## AIM
Of all the lines in the records below, how many hold the word "Aðgerðir"? Give the number alone.

------ INPUT

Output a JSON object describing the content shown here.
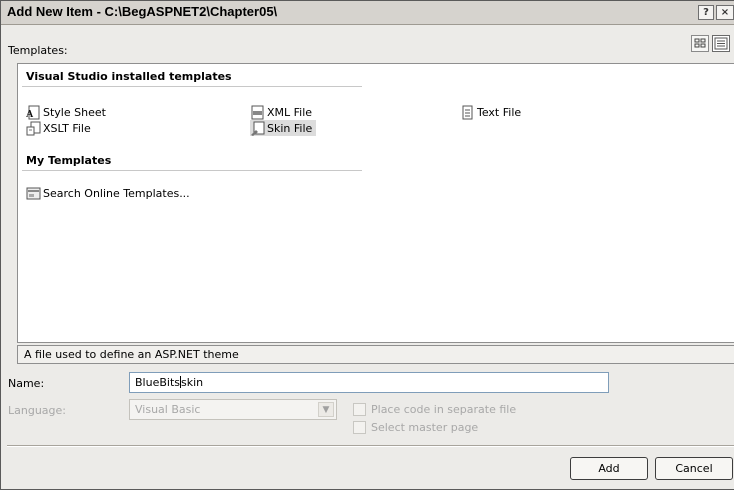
{
  "window": {
    "title": "Add New Item - C:\\BegASPNET2\\Chapter05\\",
    "help_glyph": "?",
    "close_glyph": "×"
  },
  "templates_label": "Templates:",
  "view_buttons": [
    {
      "name": "large-icons-view",
      "icon": "grid-icon"
    },
    {
      "name": "small-icons-view",
      "icon": "list-icon"
    }
  ],
  "groups": {
    "installed": {
      "header": "Visual Studio installed templates",
      "items": [
        {
          "label": "Style Sheet",
          "icon": "stylesheet-icon"
        },
        {
          "label": "XML File",
          "icon": "xml-file-icon"
        },
        {
          "label": "Text File",
          "icon": "text-file-icon"
        },
        {
          "label": "XSLT File",
          "icon": "xslt-file-icon"
        },
        {
          "label": "Skin File",
          "icon": "skin-file-icon",
          "selected": true
        }
      ]
    },
    "mine": {
      "header": "My Templates",
      "items": [
        {
          "label": "Search Online Templates...",
          "icon": "search-online-icon"
        }
      ]
    }
  },
  "description": "A file used to define an ASP.NET theme",
  "name_field": {
    "label": "Name:",
    "value_before_caret": "BlueBits",
    "value_after_caret": "skin"
  },
  "language_field": {
    "label": "Language:",
    "value": "Visual Basic",
    "enabled": false
  },
  "options": {
    "separate_code": "Place code in separate file",
    "master_page": "Select master page"
  },
  "buttons": {
    "add": "Add",
    "cancel": "Cancel"
  },
  "colors": {
    "dialog_bg": "#ecebe8",
    "selection_bg": "#dcdcdc",
    "disabled_text": "#a8a8a8"
  }
}
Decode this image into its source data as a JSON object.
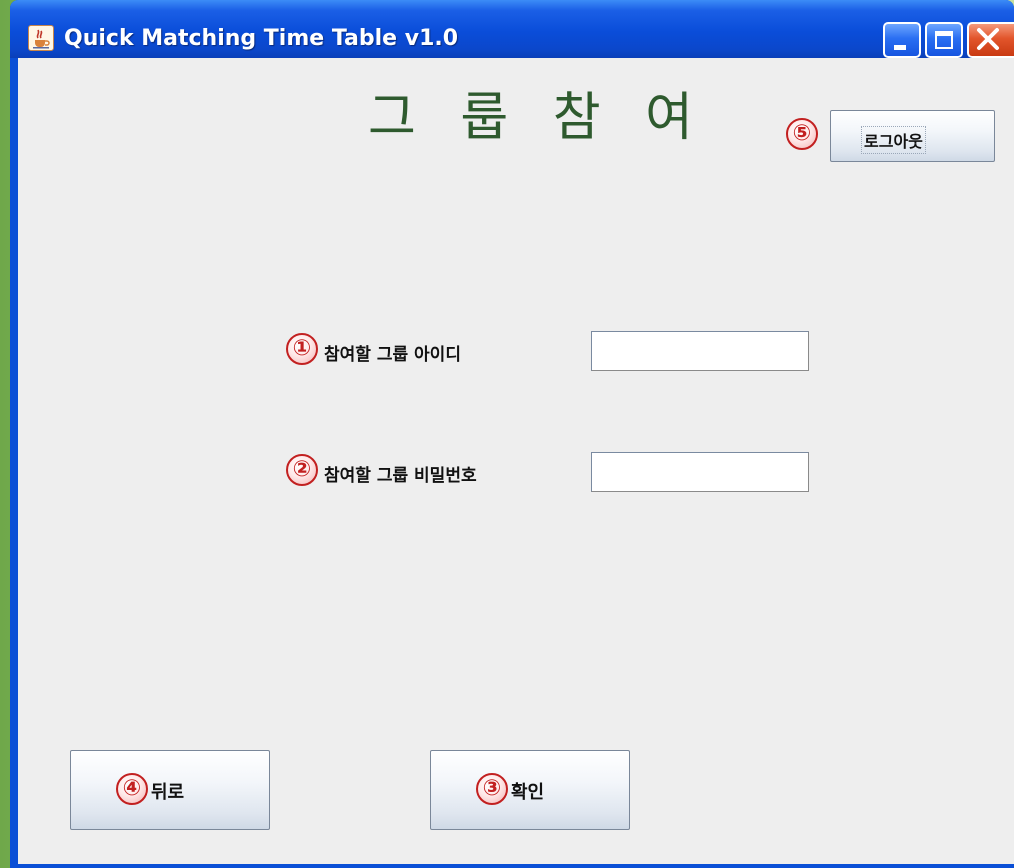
{
  "window": {
    "title": "Quick Matching Time Table v1.0",
    "icon": "java-cup-icon"
  },
  "titlebar_buttons": {
    "minimize": "minimize-icon",
    "maximize": "maximize-icon",
    "close": "close-icon"
  },
  "heading": "그 룹 참 여",
  "logout": {
    "badge": "⑤",
    "label": "로그아웃"
  },
  "form": {
    "group_id": {
      "badge": "①",
      "label": "참여할 그룹 아이디",
      "value": ""
    },
    "group_password": {
      "badge": "②",
      "label": "참여할 그룹 비밀번호",
      "value": ""
    }
  },
  "buttons": {
    "back": {
      "badge": "④",
      "label": "뒤로"
    },
    "confirm": {
      "badge": "③",
      "label": "확인"
    }
  },
  "colors": {
    "heading": "#2e5a2e",
    "badge": "#c22020",
    "titlebar": "#0a4dd9",
    "client_bg": "#eeeeee"
  }
}
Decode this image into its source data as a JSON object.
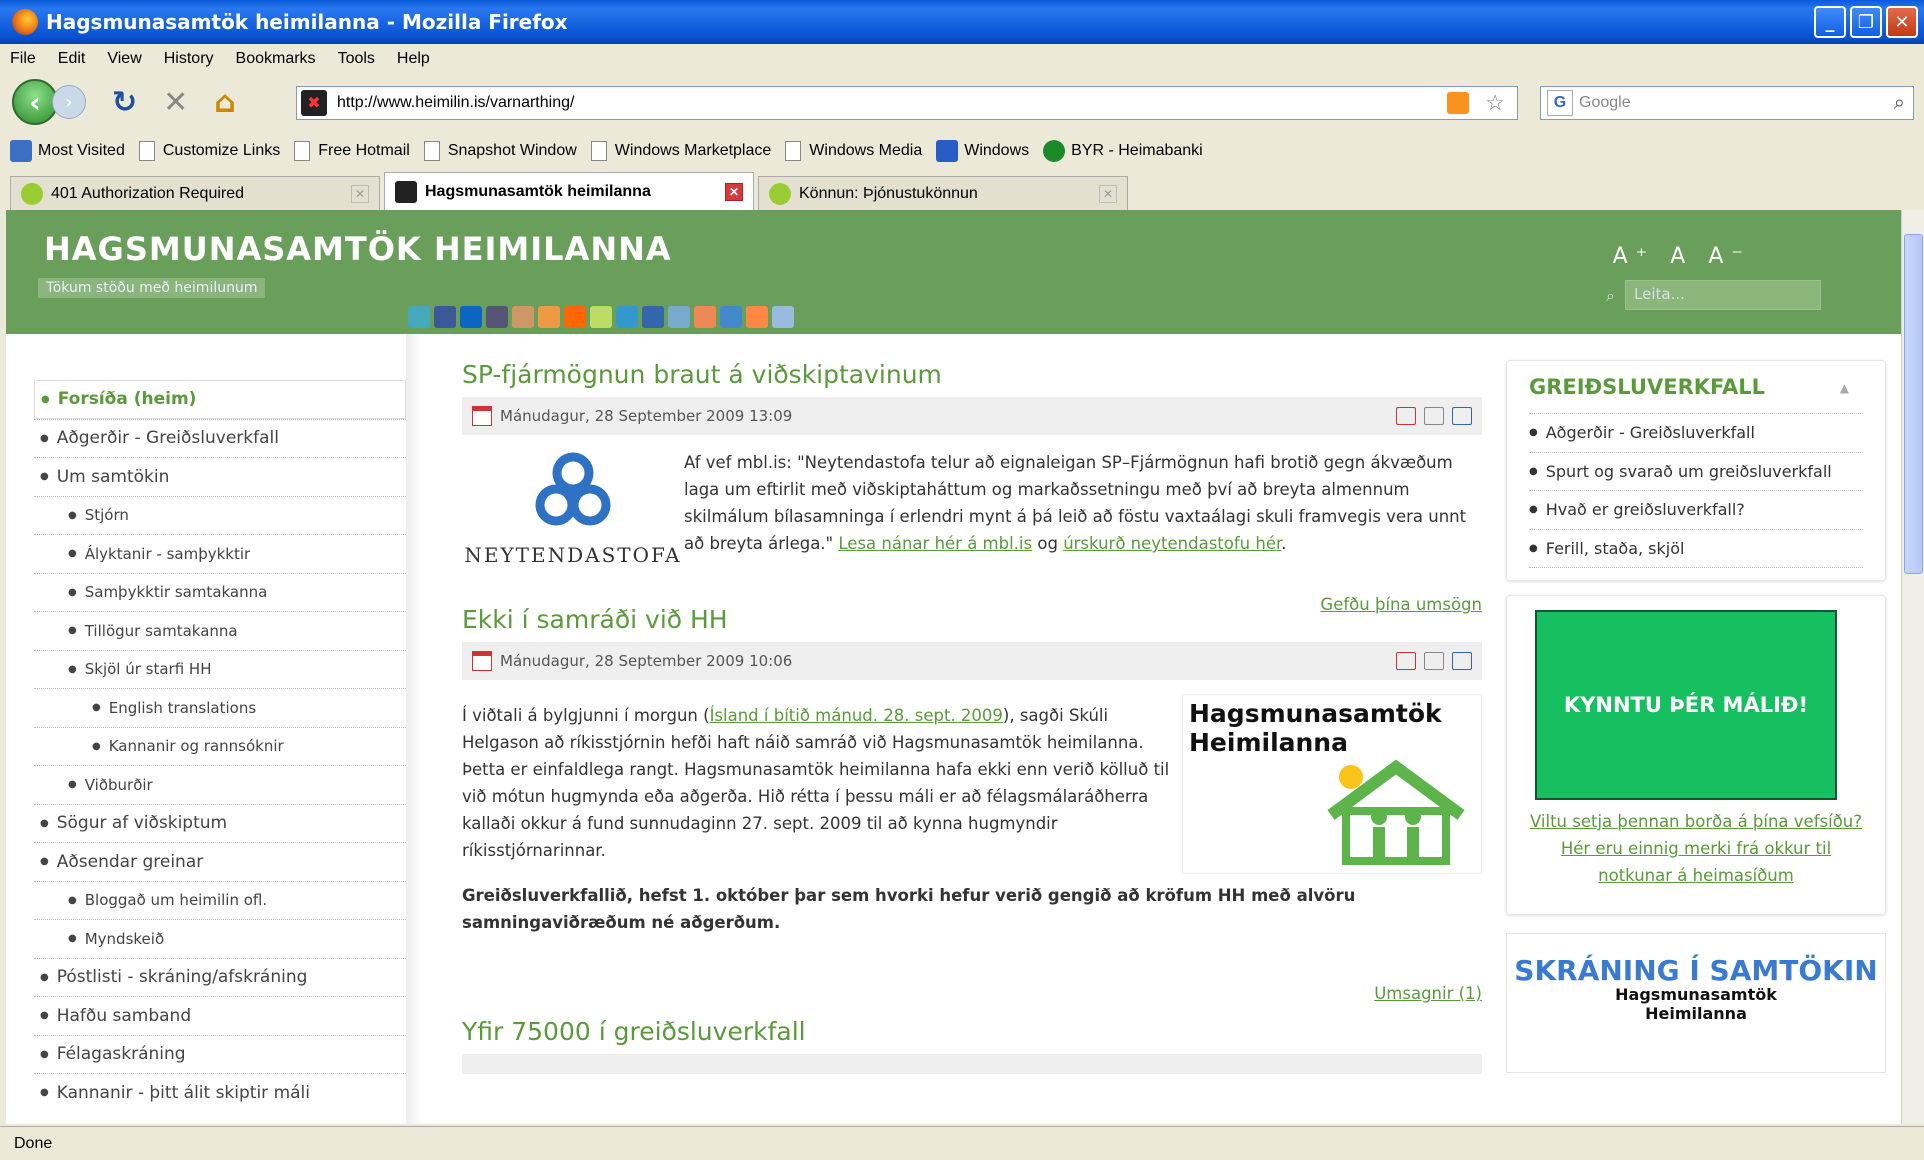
{
  "window": {
    "title": "Hagsmunasamtök heimilanna - Mozilla Firefox",
    "min": "_",
    "max": "❐",
    "close": "✕"
  },
  "menu": [
    "File",
    "Edit",
    "View",
    "History",
    "Bookmarks",
    "Tools",
    "Help"
  ],
  "nav": {
    "url": "http://www.heimilin.is/varnarthing/",
    "search_placeholder": "Google"
  },
  "bookmarks": [
    "Most Visited",
    "Customize Links",
    "Free Hotmail",
    "Snapshot Window",
    "Windows Marketplace",
    "Windows Media",
    "Windows",
    "BYR - Heimabanki"
  ],
  "tabs": [
    "401 Authorization Required",
    "Hagsmunasamtök heimilanna",
    "Könnun: Þjónustukönnun"
  ],
  "status": "Done",
  "site": {
    "title": "HAGSMUNASAMTÖK HEIMILANNA",
    "tagline": "Tökum stöðu með heimilunum",
    "font_sizes": "A⁺ A A⁻",
    "search_placeholder": "Leita..."
  },
  "leftnav": [
    {
      "label": "Forsíða (heim)",
      "level": 1,
      "active": true
    },
    {
      "label": "Aðgerðir - Greiðsluverkfall",
      "level": 1
    },
    {
      "label": "Um samtökin",
      "level": 1
    },
    {
      "label": "Stjórn",
      "level": 2
    },
    {
      "label": "Ályktanir - samþykktir",
      "level": 2
    },
    {
      "label": "Samþykktir samtakanna",
      "level": 2
    },
    {
      "label": "Tillögur samtakanna",
      "level": 2
    },
    {
      "label": "Skjöl úr starfi HH",
      "level": 2
    },
    {
      "label": "English translations",
      "level": 3
    },
    {
      "label": "Kannanir og rannsóknir",
      "level": 3
    },
    {
      "label": "Viðburðir",
      "level": 2
    },
    {
      "label": "Sögur af viðskiptum",
      "level": 1
    },
    {
      "label": "Aðsendar greinar",
      "level": 1
    },
    {
      "label": "Bloggað um heimilin ofl.",
      "level": 2
    },
    {
      "label": "Myndskeið",
      "level": 2
    },
    {
      "label": "Póstlisti - skráning/afskráning",
      "level": 1
    },
    {
      "label": "Hafðu samband",
      "level": 1
    },
    {
      "label": "Félagaskráning",
      "level": 1
    },
    {
      "label": "Kannanir - þitt álit skiptir máli",
      "level": 1
    }
  ],
  "articles": {
    "a1": {
      "title": "SP-fjármögnun braut á viðskiptavinum",
      "date": "Mánudagur, 28 September 2009 13:09",
      "logo_text": "NEYTENDASTOFA",
      "text": "Af vef mbl.is: \"Neytendastofa telur að eignaleigan SP–Fjármögnun hafi brotið gegn ákvæðum laga um eftirlit með viðskiptaháttum og markaðssetningu með því að breyta almennum skilmálum bílasamninga í erlendri mynt á þá leið að föstu vaxtaálagi skuli framvegis vera unnt að breyta árlega.\" ",
      "link1": "Lesa nánar hér á mbl.is",
      "og": " og ",
      "link2": "úrskurð neytendastofu hér",
      "end": "."
    },
    "a2": {
      "title": "Ekki í samráði við HH",
      "comment_link": "Gefðu þína umsögn",
      "date": "Mánudagur, 28 September 2009 10:06",
      "p1a": "Í viðtali á bylgjunni í morgun (",
      "p1link": "Ísland í bítið mánud. 28. sept. 2009",
      "p1b": "), sagði Skúli Helgason að ríkisstjórnin hefði haft náið samráð við Hagsmunasamtök heimilanna. Þetta er einfaldlega rangt. Hagsmunasamtök heimilanna hafa ekki enn verið kölluð til við mótun hugmynda eða aðgerða. Hið rétta í þessu máli er að félagsmálaráðherra kallaði okkur á fund sunnudaginn 27. sept. 2009 til að kynna hugmyndir ríkisstjórnarinnar.",
      "p2": "Greiðsluverkfallið, hefst 1. október þar sem hvorki hefur verið gengið að kröfum HH með alvöru samningaviðræðum né aðgerðum.",
      "logo_l1": "Hagsmunasamtök",
      "logo_l2": "Heimilanna",
      "comments": "Umsagnir (1)"
    },
    "a3": {
      "title": "Yfir 75000 í greiðsluverkfall"
    }
  },
  "right": {
    "box_title": "GREIÐSLUVERKFALL",
    "box_arrow": "▲",
    "items": [
      "Aðgerðir - Greiðsluverkfall",
      "Spurt og svarað um greiðsluverkfall",
      "Hvað er greiðsluverkfall?",
      "Ferill, staða, skjöl"
    ],
    "banner_text": "KYNNTU ÞÉR MÁLIÐ!",
    "banner_link1": "Viltu setja þennan borða á þína vefsíðu?",
    "banner_link2": "Hér eru einnig merki frá okkur til notkunar á heimasíðum",
    "signup_title": "SKRÁNING Í SAMTÖKIN",
    "signup_logo1": "Hagsmunasamtök",
    "signup_logo2": "Heimilanna"
  }
}
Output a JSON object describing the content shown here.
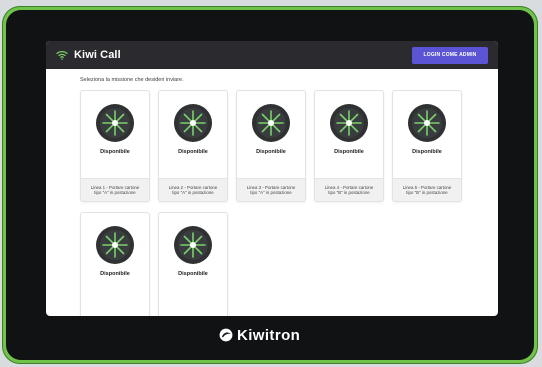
{
  "app": {
    "title": "Kiwi Call",
    "admin_button": "LOGIN COME ADMIN",
    "instruction": "Seleziona la missione che desideri inviare."
  },
  "missions": [
    {
      "status": "Disponibile",
      "label": "Linea 1 - Portare cartone tipo \"A\" in postazione"
    },
    {
      "status": "Disponibile",
      "label": "Linea 2 - Portare cartone tipo \"A\" in postazione"
    },
    {
      "status": "Disponibile",
      "label": "Linea 3 - Portare cartone tipo \"A\" in postazione"
    },
    {
      "status": "Disponibile",
      "label": "Linea 4 - Portare cartone tipo \"B\" in postazione"
    },
    {
      "status": "Disponibile",
      "label": "Linea 5 - Portare cartone tipo \"B\" in postazione"
    },
    {
      "status": "Disponibile",
      "label": ""
    },
    {
      "status": "Disponibile",
      "label": ""
    }
  ],
  "brand": {
    "logo_text": "Kiwitron"
  },
  "colors": {
    "frame_accent": "#6fc24a",
    "appbar": "#2b2b2f",
    "button": "#5b55d6",
    "robot_ring": "#2f3132",
    "robot_spokes": "#7ad06a"
  },
  "icons": {
    "wifi": "wifi-icon",
    "robot": "robot-icon",
    "logo": "kiwitron-logo-icon"
  }
}
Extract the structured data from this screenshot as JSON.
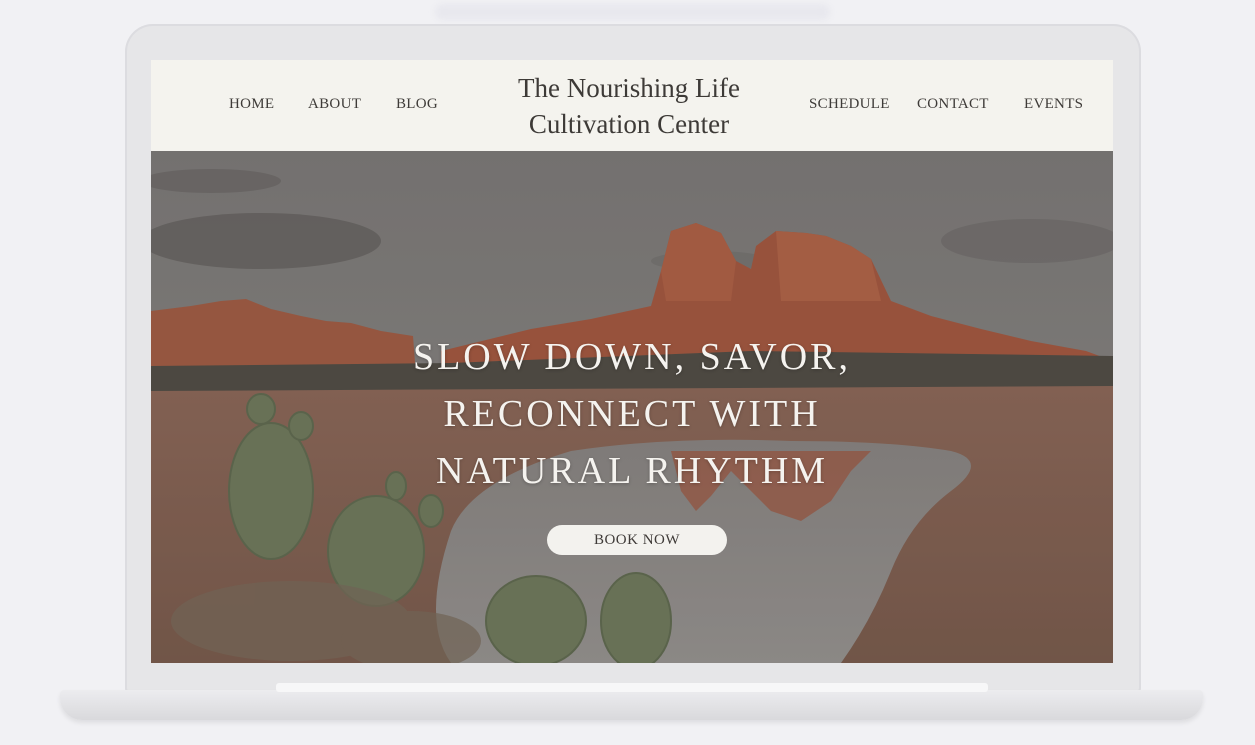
{
  "header": {
    "site_title_line1": "The Nourishing Life",
    "site_title_line2": "Cultivation Center",
    "nav_left": [
      "HOME",
      "ABOUT",
      "BLOG"
    ],
    "nav_right": [
      "SCHEDULE",
      "CONTACT",
      "EVENTS"
    ]
  },
  "hero": {
    "headline_line1": "SLOW DOWN, SAVOR,",
    "headline_line2": "RECONNECT WITH",
    "headline_line3": "NATURAL RHYTHM",
    "cta_label": "BOOK NOW",
    "image_subject": "red rock desert landscape with prickly pear cactus and reflecting pool"
  },
  "colors": {
    "header_bg": "#f4f3ee",
    "text_dark": "#3d3a37",
    "headline_text": "#f5f3ef",
    "button_bg": "#f3f2ee",
    "rock_red": "#a5533a"
  }
}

------------

## ANSWER FOR THE TASK
2